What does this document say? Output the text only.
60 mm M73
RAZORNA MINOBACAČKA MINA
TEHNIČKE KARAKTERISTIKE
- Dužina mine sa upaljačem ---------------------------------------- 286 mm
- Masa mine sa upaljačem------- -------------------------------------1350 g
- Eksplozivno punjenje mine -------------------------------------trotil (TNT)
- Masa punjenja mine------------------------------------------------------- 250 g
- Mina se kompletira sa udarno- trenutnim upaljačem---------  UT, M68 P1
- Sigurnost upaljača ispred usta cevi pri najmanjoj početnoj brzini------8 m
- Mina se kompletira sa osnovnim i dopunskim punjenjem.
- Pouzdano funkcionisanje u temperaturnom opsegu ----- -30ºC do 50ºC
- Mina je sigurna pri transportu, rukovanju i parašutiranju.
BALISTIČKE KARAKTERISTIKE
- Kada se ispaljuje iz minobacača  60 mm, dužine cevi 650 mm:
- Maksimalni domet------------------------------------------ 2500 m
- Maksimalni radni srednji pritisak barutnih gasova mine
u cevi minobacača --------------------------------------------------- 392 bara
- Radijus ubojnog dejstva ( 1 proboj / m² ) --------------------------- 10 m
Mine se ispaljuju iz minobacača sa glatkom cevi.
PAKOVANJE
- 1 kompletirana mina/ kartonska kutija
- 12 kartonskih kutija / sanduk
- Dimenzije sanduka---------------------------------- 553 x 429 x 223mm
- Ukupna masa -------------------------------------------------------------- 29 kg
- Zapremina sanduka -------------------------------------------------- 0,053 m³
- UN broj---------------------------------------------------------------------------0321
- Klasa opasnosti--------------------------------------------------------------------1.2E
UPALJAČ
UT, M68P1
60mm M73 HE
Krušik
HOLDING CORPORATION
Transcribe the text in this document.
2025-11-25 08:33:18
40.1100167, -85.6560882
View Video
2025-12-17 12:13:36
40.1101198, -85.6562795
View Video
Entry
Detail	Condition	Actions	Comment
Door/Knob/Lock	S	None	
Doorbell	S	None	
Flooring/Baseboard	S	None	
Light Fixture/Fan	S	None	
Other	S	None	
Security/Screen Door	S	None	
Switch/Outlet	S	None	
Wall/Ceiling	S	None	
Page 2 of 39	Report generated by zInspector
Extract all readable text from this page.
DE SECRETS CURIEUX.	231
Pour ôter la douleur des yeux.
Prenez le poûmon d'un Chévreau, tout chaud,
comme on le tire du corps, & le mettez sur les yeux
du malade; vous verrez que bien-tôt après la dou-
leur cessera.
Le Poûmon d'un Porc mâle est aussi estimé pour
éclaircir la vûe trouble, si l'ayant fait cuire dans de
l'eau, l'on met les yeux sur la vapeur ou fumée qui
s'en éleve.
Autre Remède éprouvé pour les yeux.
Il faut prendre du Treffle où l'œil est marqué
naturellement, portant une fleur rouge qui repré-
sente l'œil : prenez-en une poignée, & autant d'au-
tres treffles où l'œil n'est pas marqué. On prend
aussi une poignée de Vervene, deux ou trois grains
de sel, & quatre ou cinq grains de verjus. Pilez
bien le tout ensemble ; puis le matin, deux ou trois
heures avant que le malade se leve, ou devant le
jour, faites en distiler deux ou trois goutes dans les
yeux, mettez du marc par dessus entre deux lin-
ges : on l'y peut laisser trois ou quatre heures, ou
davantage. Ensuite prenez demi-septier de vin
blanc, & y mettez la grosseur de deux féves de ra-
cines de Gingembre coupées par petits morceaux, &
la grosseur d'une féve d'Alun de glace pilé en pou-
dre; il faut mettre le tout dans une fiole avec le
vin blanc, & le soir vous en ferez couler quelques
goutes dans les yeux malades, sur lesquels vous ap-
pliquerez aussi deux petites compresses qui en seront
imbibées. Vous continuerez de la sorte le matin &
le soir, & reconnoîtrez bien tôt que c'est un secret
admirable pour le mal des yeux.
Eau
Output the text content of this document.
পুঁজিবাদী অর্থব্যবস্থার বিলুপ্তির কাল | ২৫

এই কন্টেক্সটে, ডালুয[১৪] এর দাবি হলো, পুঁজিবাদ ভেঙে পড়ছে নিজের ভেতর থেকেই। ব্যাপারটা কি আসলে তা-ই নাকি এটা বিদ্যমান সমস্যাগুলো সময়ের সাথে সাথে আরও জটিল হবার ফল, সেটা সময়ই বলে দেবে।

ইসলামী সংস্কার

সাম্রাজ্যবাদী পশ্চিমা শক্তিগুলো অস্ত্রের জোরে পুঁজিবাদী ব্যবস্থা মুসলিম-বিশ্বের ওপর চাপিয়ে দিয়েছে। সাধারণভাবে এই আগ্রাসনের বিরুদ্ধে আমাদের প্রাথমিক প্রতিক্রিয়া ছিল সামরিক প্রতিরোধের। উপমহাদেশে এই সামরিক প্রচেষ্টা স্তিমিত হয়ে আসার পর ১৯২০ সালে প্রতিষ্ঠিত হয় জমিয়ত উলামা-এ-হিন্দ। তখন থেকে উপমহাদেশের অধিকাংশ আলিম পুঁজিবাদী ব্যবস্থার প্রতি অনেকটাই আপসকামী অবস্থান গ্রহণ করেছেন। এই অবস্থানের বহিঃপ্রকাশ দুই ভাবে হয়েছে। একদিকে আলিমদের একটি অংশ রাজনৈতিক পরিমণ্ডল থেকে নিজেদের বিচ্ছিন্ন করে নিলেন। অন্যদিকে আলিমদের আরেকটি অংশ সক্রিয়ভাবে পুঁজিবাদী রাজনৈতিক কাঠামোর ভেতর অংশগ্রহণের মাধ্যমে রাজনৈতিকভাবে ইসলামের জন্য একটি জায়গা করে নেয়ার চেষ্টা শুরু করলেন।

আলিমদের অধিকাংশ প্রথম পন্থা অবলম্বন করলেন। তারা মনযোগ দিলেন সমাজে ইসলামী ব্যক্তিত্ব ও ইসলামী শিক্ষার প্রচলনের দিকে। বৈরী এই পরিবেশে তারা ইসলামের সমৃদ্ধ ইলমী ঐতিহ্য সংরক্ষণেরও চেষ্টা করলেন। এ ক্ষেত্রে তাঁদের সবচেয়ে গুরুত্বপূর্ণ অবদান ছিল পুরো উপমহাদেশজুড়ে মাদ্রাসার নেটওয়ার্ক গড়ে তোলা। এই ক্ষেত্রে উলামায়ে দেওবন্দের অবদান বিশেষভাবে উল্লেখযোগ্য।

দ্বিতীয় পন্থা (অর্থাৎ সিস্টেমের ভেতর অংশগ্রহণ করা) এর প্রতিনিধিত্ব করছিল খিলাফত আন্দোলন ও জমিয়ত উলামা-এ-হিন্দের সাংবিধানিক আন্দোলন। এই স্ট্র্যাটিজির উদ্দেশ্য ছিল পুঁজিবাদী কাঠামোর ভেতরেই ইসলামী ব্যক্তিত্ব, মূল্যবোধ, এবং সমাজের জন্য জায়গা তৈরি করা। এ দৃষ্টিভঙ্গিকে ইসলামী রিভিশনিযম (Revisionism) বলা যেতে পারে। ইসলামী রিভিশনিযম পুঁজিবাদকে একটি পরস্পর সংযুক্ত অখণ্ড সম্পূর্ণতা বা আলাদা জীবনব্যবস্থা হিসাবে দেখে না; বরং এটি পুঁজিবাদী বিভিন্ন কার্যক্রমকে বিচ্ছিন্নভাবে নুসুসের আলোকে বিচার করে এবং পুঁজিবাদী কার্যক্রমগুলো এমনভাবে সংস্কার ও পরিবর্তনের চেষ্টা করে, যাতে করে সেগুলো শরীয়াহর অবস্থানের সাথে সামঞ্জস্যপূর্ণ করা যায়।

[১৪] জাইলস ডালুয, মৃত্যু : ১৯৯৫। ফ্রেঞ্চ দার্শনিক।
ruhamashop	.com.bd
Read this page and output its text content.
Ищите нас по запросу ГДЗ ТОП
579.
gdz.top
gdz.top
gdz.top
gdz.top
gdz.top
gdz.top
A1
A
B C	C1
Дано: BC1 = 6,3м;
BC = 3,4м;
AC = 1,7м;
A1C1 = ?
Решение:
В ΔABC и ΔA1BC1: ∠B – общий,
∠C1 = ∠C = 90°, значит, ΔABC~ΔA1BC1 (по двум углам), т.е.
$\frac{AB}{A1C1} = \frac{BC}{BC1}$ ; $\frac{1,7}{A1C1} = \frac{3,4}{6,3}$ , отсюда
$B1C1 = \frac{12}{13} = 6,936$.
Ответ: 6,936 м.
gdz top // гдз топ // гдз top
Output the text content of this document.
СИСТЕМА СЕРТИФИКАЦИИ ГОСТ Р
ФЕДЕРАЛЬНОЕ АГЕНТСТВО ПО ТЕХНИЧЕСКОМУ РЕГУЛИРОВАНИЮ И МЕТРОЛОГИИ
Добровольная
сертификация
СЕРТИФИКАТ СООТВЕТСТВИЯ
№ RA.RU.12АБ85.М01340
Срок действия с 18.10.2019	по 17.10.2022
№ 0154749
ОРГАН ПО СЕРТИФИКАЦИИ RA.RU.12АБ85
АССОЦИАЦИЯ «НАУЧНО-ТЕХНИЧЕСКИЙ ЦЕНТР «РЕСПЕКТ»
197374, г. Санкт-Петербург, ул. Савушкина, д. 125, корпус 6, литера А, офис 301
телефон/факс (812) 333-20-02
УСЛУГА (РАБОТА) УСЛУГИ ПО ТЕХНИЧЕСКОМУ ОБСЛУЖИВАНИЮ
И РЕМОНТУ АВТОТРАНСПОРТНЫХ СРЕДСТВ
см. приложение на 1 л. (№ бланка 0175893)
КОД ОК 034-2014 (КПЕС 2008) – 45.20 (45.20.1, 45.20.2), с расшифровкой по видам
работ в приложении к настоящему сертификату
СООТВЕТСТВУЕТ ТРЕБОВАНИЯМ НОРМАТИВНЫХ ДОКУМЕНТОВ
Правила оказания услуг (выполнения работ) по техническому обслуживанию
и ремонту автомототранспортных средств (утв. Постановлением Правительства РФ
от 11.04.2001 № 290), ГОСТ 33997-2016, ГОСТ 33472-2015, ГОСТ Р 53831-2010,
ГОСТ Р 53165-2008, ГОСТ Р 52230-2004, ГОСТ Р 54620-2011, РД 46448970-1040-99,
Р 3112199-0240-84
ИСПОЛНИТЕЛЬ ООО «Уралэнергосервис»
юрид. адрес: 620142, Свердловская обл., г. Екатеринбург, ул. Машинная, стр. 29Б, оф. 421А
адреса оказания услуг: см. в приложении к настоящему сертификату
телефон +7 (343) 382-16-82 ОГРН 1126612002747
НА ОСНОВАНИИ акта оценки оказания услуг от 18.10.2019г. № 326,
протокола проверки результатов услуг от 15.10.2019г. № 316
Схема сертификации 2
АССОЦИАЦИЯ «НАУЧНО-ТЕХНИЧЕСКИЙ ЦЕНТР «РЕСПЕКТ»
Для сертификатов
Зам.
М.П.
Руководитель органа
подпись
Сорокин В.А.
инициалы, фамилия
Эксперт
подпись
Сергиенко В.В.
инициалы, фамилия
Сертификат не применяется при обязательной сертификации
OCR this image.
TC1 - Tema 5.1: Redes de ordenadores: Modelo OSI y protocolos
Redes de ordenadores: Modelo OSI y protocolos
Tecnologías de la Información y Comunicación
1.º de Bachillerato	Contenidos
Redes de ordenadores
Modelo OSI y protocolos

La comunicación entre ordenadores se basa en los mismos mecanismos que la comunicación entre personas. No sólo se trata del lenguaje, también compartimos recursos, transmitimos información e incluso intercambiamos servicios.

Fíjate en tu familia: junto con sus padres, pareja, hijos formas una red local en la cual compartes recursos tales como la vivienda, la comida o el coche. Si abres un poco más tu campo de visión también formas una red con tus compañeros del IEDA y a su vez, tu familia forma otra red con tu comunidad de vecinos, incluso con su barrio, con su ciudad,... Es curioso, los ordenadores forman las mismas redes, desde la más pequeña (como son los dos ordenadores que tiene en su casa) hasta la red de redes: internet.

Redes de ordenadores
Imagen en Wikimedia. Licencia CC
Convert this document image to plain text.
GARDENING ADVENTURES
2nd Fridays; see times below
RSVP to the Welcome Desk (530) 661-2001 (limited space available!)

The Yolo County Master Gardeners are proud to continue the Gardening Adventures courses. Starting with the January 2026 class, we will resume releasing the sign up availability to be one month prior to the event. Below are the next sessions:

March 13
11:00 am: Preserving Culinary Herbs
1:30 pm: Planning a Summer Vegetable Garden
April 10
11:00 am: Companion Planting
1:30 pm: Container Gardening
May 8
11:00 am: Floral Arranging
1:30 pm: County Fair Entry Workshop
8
══════
Task requirements: Note every line above where the string "tout" shows up, and copy those lines.

Solution to this problem:
Prenez le poûmon d'un Chévreau, tout chaud,
bien le tout ensemble ; puis le matin, deux ou trois
dre; il faut mettre le tout dans une fiole avec le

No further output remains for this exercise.